■ **Set task**
Each line below is to be written out in full, exactly as shown.

** Start Records shown **

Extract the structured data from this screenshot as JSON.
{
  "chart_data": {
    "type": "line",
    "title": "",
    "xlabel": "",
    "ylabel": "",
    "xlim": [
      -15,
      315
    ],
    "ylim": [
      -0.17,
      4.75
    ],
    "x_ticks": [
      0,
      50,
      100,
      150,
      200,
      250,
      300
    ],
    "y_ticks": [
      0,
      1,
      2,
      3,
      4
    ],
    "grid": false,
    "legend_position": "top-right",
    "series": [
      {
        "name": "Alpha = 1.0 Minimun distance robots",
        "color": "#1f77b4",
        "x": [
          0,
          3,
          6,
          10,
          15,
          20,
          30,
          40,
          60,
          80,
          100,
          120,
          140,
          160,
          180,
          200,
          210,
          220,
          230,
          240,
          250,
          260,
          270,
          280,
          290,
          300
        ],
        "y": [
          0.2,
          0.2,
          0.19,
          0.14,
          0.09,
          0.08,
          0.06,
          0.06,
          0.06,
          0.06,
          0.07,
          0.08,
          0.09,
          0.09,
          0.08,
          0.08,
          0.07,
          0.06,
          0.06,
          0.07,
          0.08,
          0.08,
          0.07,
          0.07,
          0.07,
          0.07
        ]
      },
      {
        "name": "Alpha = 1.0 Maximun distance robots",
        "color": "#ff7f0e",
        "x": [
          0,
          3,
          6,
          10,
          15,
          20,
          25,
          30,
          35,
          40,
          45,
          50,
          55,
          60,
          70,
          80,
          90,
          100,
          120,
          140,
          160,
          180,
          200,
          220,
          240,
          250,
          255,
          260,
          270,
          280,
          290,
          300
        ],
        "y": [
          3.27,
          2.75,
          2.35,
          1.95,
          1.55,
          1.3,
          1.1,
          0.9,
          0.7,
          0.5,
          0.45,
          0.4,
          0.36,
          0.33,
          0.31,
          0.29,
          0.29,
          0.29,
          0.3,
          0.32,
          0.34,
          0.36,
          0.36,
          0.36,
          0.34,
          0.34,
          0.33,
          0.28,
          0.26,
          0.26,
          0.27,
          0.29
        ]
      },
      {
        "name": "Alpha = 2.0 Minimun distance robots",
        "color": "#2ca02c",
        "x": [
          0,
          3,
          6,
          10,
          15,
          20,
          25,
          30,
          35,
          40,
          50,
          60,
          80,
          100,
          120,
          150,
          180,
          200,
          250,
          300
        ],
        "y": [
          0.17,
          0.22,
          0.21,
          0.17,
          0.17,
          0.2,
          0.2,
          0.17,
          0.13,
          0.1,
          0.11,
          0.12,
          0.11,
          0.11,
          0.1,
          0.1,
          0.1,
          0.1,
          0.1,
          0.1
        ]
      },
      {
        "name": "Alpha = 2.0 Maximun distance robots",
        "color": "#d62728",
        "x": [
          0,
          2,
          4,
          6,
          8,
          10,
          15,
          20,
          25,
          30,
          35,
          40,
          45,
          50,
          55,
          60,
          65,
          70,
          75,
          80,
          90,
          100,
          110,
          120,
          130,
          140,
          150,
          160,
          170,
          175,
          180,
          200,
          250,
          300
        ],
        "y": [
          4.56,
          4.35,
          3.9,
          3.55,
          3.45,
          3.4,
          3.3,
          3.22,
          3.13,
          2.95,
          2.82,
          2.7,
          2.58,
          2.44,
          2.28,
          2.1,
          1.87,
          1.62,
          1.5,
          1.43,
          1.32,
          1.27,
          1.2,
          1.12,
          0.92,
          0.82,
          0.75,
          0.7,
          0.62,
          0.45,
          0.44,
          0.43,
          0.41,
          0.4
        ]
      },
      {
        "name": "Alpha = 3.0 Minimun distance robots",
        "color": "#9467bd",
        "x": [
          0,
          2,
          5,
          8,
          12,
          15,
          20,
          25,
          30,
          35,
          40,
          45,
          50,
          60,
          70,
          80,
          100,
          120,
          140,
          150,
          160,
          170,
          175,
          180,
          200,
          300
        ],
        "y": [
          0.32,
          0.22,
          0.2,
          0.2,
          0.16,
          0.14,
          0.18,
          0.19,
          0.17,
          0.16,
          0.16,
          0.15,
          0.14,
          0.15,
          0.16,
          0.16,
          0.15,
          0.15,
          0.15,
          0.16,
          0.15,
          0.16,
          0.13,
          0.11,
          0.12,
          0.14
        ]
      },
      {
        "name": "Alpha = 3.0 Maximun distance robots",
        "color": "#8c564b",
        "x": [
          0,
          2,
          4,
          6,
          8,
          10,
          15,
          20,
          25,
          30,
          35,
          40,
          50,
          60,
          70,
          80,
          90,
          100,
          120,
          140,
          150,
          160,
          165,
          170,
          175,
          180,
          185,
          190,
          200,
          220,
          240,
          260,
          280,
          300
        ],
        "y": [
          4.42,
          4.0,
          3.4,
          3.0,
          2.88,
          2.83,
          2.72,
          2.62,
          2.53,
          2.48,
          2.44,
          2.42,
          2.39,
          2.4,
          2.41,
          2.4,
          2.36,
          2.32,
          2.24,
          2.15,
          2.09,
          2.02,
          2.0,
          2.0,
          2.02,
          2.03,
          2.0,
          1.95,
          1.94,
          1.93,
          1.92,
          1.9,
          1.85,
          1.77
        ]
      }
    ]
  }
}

** End Records shown **

■ **The output**
Extract the structured data from this screenshot as JSON.
{
  "chart_data": {
    "type": "line",
    "title": "",
    "xlabel": "",
    "ylabel": "",
    "xlim": [
      -15,
      315
    ],
    "ylim": [
      -0.17,
      4.75
    ],
    "x_ticks": [
      0,
      50,
      100,
      150,
      200,
      250,
      300
    ],
    "y_ticks": [
      0,
      1,
      2,
      3,
      4
    ],
    "grid": false,
    "legend_position": "top-right",
    "series": [
      {
        "name": "Alpha = 1.0 Minimun distance robots",
        "color": "#1f77b4",
        "x": [
          0,
          3,
          6,
          10,
          15,
          20,
          30,
          40,
          60,
          80,
          100,
          120,
          140,
          160,
          180,
          200,
          210,
          220,
          230,
          240,
          250,
          260,
          270,
          280,
          290,
          300
        ],
        "y": [
          0.2,
          0.2,
          0.19,
          0.14,
          0.09,
          0.08,
          0.06,
          0.06,
          0.06,
          0.06,
          0.07,
          0.08,
          0.09,
          0.09,
          0.08,
          0.08,
          0.07,
          0.06,
          0.06,
          0.07,
          0.08,
          0.08,
          0.07,
          0.07,
          0.07,
          0.07
        ]
      },
      {
        "name": "Alpha = 1.0 Maximun distance robots",
        "color": "#ff7f0e",
        "x": [
          0,
          3,
          6,
          10,
          15,
          20,
          25,
          30,
          35,
          40,
          45,
          50,
          55,
          60,
          70,
          80,
          90,
          100,
          120,
          140,
          160,
          180,
          200,
          220,
          240,
          250,
          255,
          260,
          270,
          280,
          290,
          300
        ],
        "y": [
          3.27,
          2.75,
          2.35,
          1.95,
          1.55,
          1.3,
          1.1,
          0.9,
          0.7,
          0.5,
          0.45,
          0.4,
          0.36,
          0.33,
          0.31,
          0.29,
          0.29,
          0.29,
          0.3,
          0.32,
          0.34,
          0.36,
          0.36,
          0.36,
          0.34,
          0.34,
          0.33,
          0.28,
          0.26,
          0.26,
          0.27,
          0.29
        ]
      },
      {
        "name": "Alpha = 2.0 Minimun distance robots",
        "color": "#2ca02c",
        "x": [
          0,
          3,
          6,
          10,
          15,
          20,
          25,
          30,
          35,
          40,
          50,
          60,
          80,
          100,
          120,
          150,
          180,
          200,
          250,
          300
        ],
        "y": [
          0.17,
          0.22,
          0.21,
          0.17,
          0.17,
          0.2,
          0.2,
          0.17,
          0.13,
          0.1,
          0.11,
          0.12,
          0.11,
          0.11,
          0.1,
          0.1,
          0.1,
          0.1,
          0.1,
          0.1
        ]
      },
      {
        "name": "Alpha = 2.0 Maximun distance robots",
        "color": "#d62728",
        "x": [
          0,
          2,
          4,
          6,
          8,
          10,
          15,
          20,
          25,
          30,
          35,
          40,
          45,
          50,
          55,
          60,
          65,
          70,
          75,
          80,
          90,
          100,
          110,
          120,
          130,
          140,
          150,
          160,
          170,
          175,
          180,
          200,
          250,
          300
        ],
        "y": [
          4.56,
          4.35,
          3.9,
          3.55,
          3.45,
          3.4,
          3.3,
          3.22,
          3.13,
          2.95,
          2.82,
          2.7,
          2.58,
          2.44,
          2.28,
          2.1,
          1.87,
          1.62,
          1.5,
          1.43,
          1.32,
          1.27,
          1.2,
          1.12,
          0.92,
          0.82,
          0.75,
          0.7,
          0.62,
          0.45,
          0.44,
          0.43,
          0.41,
          0.4
        ]
      },
      {
        "name": "Alpha = 3.0 Minimun distance robots",
        "color": "#9467bd",
        "x": [
          0,
          2,
          5,
          8,
          12,
          15,
          20,
          25,
          30,
          35,
          40,
          45,
          50,
          60,
          70,
          80,
          100,
          120,
          140,
          150,
          160,
          170,
          175,
          180,
          200,
          300
        ],
        "y": [
          0.32,
          0.22,
          0.2,
          0.2,
          0.16,
          0.14,
          0.18,
          0.19,
          0.17,
          0.16,
          0.16,
          0.15,
          0.14,
          0.15,
          0.16,
          0.16,
          0.15,
          0.15,
          0.15,
          0.16,
          0.15,
          0.16,
          0.13,
          0.11,
          0.12,
          0.14
        ]
      },
      {
        "name": "Alpha = 3.0 Maximun distance robots",
        "color": "#8c564b",
        "x": [
          0,
          2,
          4,
          6,
          8,
          10,
          15,
          20,
          25,
          30,
          35,
          40,
          50,
          60,
          70,
          80,
          90,
          100,
          120,
          140,
          150,
          160,
          165,
          170,
          175,
          180,
          185,
          190,
          200,
          220,
          240,
          260,
          280,
          300
        ],
        "y": [
          4.42,
          4.0,
          3.4,
          3.0,
          2.88,
          2.83,
          2.72,
          2.62,
          2.53,
          2.48,
          2.44,
          2.42,
          2.39,
          2.4,
          2.41,
          2.4,
          2.36,
          2.32,
          2.24,
          2.15,
          2.09,
          2.02,
          2.0,
          2.0,
          2.02,
          2.03,
          2.0,
          1.95,
          1.94,
          1.93,
          1.92,
          1.9,
          1.85,
          1.77
        ]
      }
    ]
  }
}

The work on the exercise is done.